◆ **DATASET**:
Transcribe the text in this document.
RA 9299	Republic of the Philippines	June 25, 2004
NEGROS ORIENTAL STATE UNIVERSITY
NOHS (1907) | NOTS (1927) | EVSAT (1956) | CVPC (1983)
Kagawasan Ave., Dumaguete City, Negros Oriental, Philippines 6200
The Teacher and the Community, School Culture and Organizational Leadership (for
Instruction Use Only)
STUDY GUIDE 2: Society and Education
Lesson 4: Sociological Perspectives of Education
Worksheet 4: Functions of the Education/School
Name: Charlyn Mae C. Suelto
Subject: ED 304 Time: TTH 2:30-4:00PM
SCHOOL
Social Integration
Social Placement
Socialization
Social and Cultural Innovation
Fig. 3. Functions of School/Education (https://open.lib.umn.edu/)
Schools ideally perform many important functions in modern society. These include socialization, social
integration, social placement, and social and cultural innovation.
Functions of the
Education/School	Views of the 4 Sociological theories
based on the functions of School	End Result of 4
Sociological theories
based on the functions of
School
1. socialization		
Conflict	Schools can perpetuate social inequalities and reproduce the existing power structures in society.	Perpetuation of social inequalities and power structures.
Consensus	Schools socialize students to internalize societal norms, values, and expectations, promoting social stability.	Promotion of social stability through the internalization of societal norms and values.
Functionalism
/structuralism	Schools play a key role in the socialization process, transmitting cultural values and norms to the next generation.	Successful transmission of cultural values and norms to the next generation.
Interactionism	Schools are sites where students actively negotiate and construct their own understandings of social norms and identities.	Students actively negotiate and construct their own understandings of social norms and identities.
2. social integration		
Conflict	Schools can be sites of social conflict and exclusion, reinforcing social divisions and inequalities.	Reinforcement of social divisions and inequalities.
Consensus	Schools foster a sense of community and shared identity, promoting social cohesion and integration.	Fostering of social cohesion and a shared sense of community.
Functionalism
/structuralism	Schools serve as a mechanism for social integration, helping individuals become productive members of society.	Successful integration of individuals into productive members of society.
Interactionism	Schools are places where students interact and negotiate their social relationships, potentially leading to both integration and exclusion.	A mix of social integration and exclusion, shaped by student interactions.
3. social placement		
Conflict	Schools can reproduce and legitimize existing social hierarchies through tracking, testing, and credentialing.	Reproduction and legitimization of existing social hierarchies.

◆ **STATED PROBLEM**: Transcribe the entire listing above precisely.

◆ **EXPECTED OUTPUT**:
Transcribe the text in this document.
RA 9299	Republic of the Philippines	June 25, 2004
NEGROS ORIENTAL STATE UNIVERSITY
NOHS (1907) | NOTS (1927) | EVSAT (1956) | CVPC (1983)
Kagawasan Ave., Dumaguete City, Negros Oriental, Philippines 6200
The Teacher and the Community, School Culture and Organizational Leadership (for
Instruction Use Only)
STUDY GUIDE 2: Society and Education
Lesson 4: Sociological Perspectives of Education
Worksheet 4: Functions of the Education/School
Name: Charlyn Mae C. Suelto
Subject: ED 304 Time: TTH 2:30-4:00PM
SCHOOL
Social Integration
Social Placement
Socialization
Social and Cultural Innovation
Fig. 3. Functions of School/Education (https://open.lib.umn.edu/)
Schools ideally perform many important functions in modern society. These include socialization, social
integration, social placement, and social and cultural innovation.
Functions of the
Education/School	Views of the 4 Sociological theories
based on the functions of School	End Result of 4
Sociological theories
based on the functions of
School
1. socialization		
Conflict	Schools can perpetuate social inequalities and reproduce the existing power structures in society.	Perpetuation of social inequalities and power structures.
Consensus	Schools socialize students to internalize societal norms, values, and expectations, promoting social stability.	Promotion of social stability through the internalization of societal norms and values.
Functionalism
/structuralism	Schools play a key role in the socialization process, transmitting cultural values and norms to the next generation.	Successful transmission of cultural values and norms to the next generation.
Interactionism	Schools are sites where students actively negotiate and construct their own understandings of social norms and identities.	Students actively negotiate and construct their own understandings of social norms and identities.
2. social integration		
Conflict	Schools can be sites of social conflict and exclusion, reinforcing social divisions and inequalities.	Reinforcement of social divisions and inequalities.
Consensus	Schools foster a sense of community and shared identity, promoting social cohesion and integration.	Fostering of social cohesion and a shared sense of community.
Functionalism
/structuralism	Schools serve as a mechanism for social integration, helping individuals become productive members of society.	Successful integration of individuals into productive members of society.
Interactionism	Schools are places where students interact and negotiate their social relationships, potentially leading to both integration and exclusion.	A mix of social integration and exclusion, shaped by student interactions.
3. social placement		
Conflict	Schools can reproduce and legitimize existing social hierarchies through tracking, testing, and credentialing.	Reproduction and legitimization of existing social hierarchies.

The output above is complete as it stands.